__TASK BRIEF__: Read through the records below and copy each line that uses the word "应包括在".

__INPUT MATERIAL__:

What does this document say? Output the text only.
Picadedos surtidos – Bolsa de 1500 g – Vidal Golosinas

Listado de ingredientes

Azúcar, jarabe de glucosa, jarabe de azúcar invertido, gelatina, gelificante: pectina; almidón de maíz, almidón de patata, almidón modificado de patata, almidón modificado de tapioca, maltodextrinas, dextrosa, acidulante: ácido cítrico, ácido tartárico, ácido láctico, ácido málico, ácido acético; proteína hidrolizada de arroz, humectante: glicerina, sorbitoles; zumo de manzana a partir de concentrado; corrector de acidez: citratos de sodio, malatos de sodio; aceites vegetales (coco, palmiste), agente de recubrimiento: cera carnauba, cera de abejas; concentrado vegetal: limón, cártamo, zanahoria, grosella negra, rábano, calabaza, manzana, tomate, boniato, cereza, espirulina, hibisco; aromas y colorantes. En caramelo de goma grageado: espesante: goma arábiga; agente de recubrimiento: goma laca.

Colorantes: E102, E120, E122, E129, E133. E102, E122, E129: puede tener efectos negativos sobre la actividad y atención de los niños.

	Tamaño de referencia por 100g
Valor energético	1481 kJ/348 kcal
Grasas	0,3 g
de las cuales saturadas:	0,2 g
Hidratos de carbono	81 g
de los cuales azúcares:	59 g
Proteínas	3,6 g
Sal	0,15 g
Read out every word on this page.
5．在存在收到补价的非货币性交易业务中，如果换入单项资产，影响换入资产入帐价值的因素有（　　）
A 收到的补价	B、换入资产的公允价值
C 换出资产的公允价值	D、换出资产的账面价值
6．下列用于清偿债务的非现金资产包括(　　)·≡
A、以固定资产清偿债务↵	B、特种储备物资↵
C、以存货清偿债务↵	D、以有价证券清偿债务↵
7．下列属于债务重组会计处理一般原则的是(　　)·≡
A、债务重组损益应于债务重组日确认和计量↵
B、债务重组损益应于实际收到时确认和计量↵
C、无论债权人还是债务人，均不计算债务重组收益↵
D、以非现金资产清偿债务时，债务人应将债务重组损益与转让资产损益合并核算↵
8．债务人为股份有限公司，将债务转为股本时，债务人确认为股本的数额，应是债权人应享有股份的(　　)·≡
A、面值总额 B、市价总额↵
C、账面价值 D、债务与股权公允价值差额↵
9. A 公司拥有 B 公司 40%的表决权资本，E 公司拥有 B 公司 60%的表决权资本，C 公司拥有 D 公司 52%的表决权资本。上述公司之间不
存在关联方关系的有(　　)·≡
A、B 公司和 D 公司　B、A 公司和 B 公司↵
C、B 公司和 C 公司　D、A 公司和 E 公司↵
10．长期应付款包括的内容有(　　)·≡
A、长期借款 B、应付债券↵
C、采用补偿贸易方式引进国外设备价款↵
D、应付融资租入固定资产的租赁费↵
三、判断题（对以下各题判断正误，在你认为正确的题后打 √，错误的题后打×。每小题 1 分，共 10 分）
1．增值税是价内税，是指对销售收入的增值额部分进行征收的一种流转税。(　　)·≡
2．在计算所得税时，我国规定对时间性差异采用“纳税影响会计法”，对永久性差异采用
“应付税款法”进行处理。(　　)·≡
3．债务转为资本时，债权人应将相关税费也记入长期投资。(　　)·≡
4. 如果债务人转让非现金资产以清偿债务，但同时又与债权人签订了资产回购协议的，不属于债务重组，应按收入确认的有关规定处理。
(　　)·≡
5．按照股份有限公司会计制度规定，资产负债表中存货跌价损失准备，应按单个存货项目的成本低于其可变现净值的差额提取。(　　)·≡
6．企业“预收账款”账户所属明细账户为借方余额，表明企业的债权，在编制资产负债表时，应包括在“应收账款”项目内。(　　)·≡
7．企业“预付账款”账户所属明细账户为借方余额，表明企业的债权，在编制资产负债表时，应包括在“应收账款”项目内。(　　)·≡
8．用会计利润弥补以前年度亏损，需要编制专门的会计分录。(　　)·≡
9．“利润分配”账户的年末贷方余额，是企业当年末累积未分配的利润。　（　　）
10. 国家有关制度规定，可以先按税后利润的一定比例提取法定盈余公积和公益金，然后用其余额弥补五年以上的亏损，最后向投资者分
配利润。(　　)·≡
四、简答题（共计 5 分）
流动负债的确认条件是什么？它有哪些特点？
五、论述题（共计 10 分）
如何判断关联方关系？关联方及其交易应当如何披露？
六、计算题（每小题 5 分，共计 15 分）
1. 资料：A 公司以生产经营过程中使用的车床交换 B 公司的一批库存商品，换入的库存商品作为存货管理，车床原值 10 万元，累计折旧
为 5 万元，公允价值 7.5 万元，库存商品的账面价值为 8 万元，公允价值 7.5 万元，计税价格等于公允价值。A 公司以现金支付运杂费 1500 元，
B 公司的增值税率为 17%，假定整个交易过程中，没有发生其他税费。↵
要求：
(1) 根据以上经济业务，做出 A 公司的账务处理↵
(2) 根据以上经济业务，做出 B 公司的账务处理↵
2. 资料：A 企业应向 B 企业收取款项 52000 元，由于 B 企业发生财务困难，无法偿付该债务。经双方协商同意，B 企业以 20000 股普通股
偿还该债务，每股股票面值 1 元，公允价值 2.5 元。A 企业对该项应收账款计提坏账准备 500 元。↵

__CORRECT RESPONSE__:
6．企业“预收账款”账户所属明细账户为借方余额，表明企业的债权，在编制资产负债表时，应包括在“应收账款”项目内。(　　)·≡
7．企业“预付账款”账户所属明细账户为借方余额，表明企业的债权，在编制资产负债表时，应包括在“应收账款”项目内。(　　)·≡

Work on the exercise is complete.